→ Short exercise
Return all the data below as it stands, minus the pictures.
================
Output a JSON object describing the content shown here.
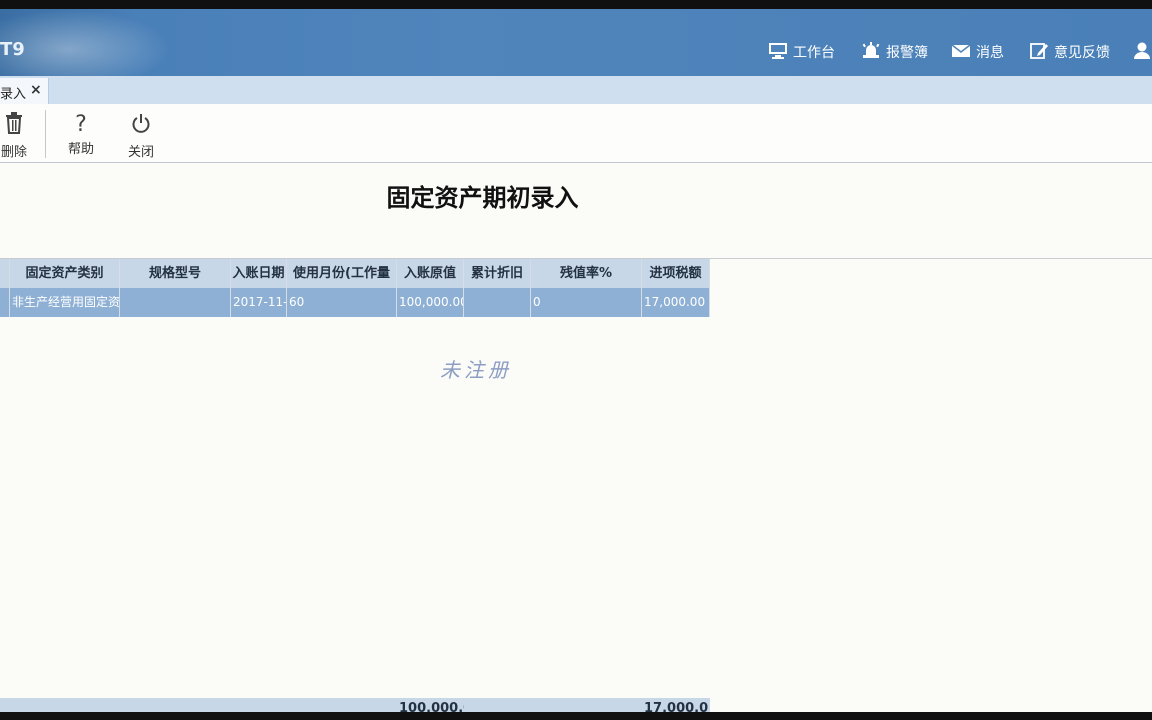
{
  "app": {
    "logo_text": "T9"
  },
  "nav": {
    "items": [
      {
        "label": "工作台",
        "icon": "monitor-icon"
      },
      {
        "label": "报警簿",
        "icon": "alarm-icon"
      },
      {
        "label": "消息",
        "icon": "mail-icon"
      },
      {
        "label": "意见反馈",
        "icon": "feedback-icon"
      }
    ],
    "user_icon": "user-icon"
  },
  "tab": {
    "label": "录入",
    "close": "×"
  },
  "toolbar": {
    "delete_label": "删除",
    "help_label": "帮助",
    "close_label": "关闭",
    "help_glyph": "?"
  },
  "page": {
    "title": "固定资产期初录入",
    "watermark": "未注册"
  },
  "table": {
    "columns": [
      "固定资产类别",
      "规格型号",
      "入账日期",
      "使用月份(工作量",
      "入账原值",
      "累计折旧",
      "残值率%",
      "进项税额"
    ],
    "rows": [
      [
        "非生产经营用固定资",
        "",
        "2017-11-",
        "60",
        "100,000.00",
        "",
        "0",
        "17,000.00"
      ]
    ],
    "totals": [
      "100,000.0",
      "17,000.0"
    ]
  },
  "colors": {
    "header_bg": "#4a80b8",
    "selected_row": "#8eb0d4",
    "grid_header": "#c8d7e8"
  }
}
================
→ Output of the task
Output a JSON object describing the content shown here.
{
  "app": {
    "logo_text": "T9"
  },
  "nav": {
    "items": [
      {
        "label": "工作台",
        "icon": "monitor-icon"
      },
      {
        "label": "报警簿",
        "icon": "alarm-icon"
      },
      {
        "label": "消息",
        "icon": "mail-icon"
      },
      {
        "label": "意见反馈",
        "icon": "feedback-icon"
      }
    ],
    "user_icon": "user-icon"
  },
  "tab": {
    "label": "录入",
    "close": "×"
  },
  "toolbar": {
    "delete_label": "删除",
    "help_label": "帮助",
    "close_label": "关闭",
    "help_glyph": "?"
  },
  "page": {
    "title": "固定资产期初录入",
    "watermark": "未注册"
  },
  "table": {
    "columns": [
      "固定资产类别",
      "规格型号",
      "入账日期",
      "使用月份(工作量",
      "入账原值",
      "累计折旧",
      "残值率%",
      "进项税额"
    ],
    "rows": [
      [
        "非生产经营用固定资",
        "",
        "2017-11-",
        "60",
        "100,000.00",
        "",
        "0",
        "17,000.00"
      ]
    ],
    "totals": [
      "100,000.0",
      "17,000.0"
    ]
  },
  "colors": {
    "header_bg": "#4a80b8",
    "selected_row": "#8eb0d4",
    "grid_header": "#c8d7e8"
  }
}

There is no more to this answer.